WHAT TO WORK ON:
Give, as a bare number, the count of lines that contain the word "safety".

(Stored data entries)
'''

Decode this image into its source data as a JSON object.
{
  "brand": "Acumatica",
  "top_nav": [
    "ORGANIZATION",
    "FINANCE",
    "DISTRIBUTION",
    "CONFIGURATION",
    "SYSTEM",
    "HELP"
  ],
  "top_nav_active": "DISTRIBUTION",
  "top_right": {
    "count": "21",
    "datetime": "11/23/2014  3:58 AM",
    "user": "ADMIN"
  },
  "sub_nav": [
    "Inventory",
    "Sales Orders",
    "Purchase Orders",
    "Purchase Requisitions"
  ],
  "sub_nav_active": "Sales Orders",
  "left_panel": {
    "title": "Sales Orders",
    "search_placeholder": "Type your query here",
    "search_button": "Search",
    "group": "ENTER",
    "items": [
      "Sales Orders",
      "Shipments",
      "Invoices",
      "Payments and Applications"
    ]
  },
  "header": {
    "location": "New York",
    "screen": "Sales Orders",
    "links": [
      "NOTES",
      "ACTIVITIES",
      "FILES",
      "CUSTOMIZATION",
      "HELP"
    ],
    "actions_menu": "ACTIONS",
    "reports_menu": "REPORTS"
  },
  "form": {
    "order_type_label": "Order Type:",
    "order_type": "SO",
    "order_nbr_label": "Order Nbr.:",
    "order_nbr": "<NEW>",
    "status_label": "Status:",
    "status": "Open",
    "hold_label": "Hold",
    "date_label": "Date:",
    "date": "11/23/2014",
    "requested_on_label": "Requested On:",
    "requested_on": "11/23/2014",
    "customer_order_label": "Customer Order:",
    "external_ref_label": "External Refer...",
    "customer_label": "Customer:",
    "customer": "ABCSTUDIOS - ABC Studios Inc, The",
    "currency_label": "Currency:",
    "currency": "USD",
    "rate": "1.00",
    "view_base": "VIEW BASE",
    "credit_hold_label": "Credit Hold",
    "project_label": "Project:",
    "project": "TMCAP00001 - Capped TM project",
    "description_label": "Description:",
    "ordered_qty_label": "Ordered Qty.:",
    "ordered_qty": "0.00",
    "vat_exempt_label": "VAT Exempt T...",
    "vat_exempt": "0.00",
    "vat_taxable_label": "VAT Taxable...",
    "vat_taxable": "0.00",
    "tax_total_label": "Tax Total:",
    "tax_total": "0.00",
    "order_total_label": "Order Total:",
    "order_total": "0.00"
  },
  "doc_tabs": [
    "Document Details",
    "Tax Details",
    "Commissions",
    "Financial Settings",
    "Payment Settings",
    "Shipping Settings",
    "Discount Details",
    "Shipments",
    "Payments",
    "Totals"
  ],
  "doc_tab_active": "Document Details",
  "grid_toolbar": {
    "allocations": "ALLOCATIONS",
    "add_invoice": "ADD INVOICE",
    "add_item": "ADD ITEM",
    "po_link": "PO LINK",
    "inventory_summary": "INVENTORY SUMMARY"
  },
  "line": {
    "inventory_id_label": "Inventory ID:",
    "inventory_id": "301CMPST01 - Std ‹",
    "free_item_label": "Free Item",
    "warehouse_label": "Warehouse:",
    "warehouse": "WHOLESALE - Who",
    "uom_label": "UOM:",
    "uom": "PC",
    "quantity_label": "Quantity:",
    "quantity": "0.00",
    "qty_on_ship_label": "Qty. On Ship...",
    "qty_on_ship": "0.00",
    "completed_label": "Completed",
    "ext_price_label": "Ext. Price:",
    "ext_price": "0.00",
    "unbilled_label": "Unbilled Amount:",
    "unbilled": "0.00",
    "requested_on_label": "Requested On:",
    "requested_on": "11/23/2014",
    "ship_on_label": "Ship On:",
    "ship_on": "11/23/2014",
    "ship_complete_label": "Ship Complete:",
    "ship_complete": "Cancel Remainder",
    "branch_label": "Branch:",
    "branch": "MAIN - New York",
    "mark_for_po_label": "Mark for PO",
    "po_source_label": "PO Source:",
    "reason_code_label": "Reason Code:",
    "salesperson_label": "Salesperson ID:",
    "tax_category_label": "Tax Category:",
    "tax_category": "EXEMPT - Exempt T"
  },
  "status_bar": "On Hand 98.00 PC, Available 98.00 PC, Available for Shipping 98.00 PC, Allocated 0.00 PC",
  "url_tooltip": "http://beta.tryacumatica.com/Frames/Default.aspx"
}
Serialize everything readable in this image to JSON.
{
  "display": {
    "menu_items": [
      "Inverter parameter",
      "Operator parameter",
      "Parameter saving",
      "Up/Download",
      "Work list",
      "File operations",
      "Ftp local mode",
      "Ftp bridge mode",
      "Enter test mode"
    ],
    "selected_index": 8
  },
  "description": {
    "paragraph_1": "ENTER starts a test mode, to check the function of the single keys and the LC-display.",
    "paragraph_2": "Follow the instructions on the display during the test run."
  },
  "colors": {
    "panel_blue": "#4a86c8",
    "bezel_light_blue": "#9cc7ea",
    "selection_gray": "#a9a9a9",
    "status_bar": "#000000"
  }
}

'''
'''

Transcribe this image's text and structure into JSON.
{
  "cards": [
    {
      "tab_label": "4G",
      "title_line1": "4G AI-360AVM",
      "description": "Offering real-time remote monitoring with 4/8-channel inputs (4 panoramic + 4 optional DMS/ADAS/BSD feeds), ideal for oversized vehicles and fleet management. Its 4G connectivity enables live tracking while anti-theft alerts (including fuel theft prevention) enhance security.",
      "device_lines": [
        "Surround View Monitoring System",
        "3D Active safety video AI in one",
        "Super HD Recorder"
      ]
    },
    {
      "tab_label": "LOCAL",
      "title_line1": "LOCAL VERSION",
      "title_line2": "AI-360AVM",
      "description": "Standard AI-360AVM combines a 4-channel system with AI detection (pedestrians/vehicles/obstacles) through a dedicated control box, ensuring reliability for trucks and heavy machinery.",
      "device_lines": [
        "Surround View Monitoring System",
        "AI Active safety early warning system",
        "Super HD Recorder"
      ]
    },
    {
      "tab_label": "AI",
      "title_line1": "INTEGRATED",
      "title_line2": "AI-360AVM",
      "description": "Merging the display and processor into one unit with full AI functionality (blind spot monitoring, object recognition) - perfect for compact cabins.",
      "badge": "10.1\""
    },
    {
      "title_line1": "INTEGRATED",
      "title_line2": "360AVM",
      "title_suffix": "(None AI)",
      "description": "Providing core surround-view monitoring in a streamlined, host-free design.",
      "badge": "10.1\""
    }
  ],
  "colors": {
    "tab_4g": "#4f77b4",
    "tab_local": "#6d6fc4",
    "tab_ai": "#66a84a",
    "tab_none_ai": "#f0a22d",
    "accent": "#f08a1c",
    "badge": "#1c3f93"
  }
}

'''

RESULT OF THE EXERCISE:
2